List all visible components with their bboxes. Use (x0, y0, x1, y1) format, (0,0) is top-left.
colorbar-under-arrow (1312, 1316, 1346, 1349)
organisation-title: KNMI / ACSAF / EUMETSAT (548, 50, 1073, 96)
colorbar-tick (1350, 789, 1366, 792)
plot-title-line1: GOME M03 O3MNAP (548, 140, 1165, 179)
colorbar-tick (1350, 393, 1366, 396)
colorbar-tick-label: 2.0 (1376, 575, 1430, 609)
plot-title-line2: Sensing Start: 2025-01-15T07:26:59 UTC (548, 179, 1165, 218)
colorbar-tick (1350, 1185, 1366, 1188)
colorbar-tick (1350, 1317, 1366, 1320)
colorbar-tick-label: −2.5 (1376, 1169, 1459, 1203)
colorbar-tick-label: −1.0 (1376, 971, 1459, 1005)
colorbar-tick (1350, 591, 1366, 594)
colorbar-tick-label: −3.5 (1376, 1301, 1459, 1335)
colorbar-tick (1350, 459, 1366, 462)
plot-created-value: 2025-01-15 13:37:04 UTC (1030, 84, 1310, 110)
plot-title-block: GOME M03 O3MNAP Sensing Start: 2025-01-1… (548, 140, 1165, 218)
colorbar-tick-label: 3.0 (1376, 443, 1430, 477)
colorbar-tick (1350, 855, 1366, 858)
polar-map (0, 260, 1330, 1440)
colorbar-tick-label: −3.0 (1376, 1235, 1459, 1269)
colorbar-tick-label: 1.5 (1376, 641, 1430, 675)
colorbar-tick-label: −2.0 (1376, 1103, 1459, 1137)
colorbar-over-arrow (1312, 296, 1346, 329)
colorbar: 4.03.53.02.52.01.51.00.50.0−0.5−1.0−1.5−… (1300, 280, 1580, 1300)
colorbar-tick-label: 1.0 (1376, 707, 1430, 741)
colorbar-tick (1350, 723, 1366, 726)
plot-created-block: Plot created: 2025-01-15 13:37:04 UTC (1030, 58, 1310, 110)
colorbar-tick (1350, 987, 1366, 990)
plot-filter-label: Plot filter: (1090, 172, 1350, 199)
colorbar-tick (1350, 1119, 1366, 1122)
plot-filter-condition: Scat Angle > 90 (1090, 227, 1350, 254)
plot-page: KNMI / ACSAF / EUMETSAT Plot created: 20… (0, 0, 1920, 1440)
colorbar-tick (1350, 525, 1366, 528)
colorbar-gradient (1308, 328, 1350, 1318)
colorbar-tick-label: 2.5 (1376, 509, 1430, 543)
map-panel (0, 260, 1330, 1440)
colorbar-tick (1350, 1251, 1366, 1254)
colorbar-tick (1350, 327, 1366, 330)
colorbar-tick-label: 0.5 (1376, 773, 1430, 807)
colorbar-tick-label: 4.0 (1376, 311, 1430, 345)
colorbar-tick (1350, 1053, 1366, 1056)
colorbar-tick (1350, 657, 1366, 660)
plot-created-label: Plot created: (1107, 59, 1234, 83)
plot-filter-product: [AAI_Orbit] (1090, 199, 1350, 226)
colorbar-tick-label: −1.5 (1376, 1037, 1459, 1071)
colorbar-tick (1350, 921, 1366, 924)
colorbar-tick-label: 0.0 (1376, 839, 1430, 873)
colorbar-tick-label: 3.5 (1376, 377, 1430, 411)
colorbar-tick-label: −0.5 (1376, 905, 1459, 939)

──────

Short task: Copy out all the lines again, replacing "Sensing Start" with "Observation Start" everywhere it occurs and leaving everything else unchanged.

The output:
List all visible components with their bboxes. Use (x0, y0, x1, y1) format, (0,0) is top-left.
colorbar-under-arrow (1312, 1316, 1346, 1349)
organisation-title: KNMI / ACSAF / EUMETSAT (548, 50, 1073, 96)
colorbar-tick (1350, 789, 1366, 792)
plot-title-line1: GOME M03 O3MNAP (548, 140, 1165, 179)
colorbar-tick (1350, 393, 1366, 396)
colorbar-tick-label: 2.0 (1376, 575, 1430, 609)
plot-title-line2: Observation Start: 2025-01-15T07:26:59 UTC (548, 179, 1165, 218)
colorbar-tick (1350, 1185, 1366, 1188)
colorbar-tick (1350, 1317, 1366, 1320)
colorbar-tick-label: −2.5 (1376, 1169, 1459, 1203)
colorbar-tick-label: −1.0 (1376, 971, 1459, 1005)
colorbar-tick (1350, 591, 1366, 594)
colorbar-tick-label: −3.5 (1376, 1301, 1459, 1335)
colorbar-tick (1350, 459, 1366, 462)
plot-created-value: 2025-01-15 13:37:04 UTC (1030, 84, 1310, 110)
plot-title-block: GOME M03 O3MNAP Observation Start: 2025-01-1… (548, 140, 1165, 218)
colorbar-tick-label: 3.0 (1376, 443, 1430, 477)
colorbar-tick (1350, 855, 1366, 858)
polar-map (0, 260, 1330, 1440)
colorbar-tick-label: −3.0 (1376, 1235, 1459, 1269)
colorbar-tick-label: 1.5 (1376, 641, 1430, 675)
colorbar-tick-label: −2.0 (1376, 1103, 1459, 1137)
colorbar-over-arrow (1312, 296, 1346, 329)
colorbar: 4.03.53.02.52.01.51.00.50.0−0.5−1.0−1.5−… (1300, 280, 1580, 1300)
colorbar-tick-label: 1.0 (1376, 707, 1430, 741)
colorbar-tick (1350, 723, 1366, 726)
plot-created-block: Plot created: 2025-01-15 13:37:04 UTC (1030, 58, 1310, 110)
colorbar-tick (1350, 987, 1366, 990)
plot-filter-label: Plot filter: (1090, 172, 1350, 199)
colorbar-tick (1350, 1119, 1366, 1122)
plot-filter-condition: Scat Angle > 90 (1090, 227, 1350, 254)
plot-page: KNMI / ACSAF / EUMETSAT Plot created: 20… (0, 0, 1920, 1440)
colorbar-tick (1350, 525, 1366, 528)
colorbar-gradient (1308, 328, 1350, 1318)
colorbar-tick-label: 2.5 (1376, 509, 1430, 543)
map-panel (0, 260, 1330, 1440)
colorbar-tick (1350, 1251, 1366, 1254)
colorbar-tick (1350, 327, 1366, 330)
colorbar-tick-label: 0.5 (1376, 773, 1430, 807)
colorbar-tick-label: 4.0 (1376, 311, 1430, 345)
colorbar-tick (1350, 1053, 1366, 1056)
colorbar-tick (1350, 657, 1366, 660)
plot-created-label: Plot created: (1107, 59, 1234, 83)
plot-filter-product: [AAI_Orbit] (1090, 199, 1350, 226)
colorbar-tick-label: −1.5 (1376, 1037, 1459, 1071)
colorbar-tick (1350, 921, 1366, 924)
colorbar-tick-label: 0.0 (1376, 839, 1430, 873)
colorbar-tick-label: 3.5 (1376, 377, 1430, 411)
colorbar-tick-label: −0.5 (1376, 905, 1459, 939)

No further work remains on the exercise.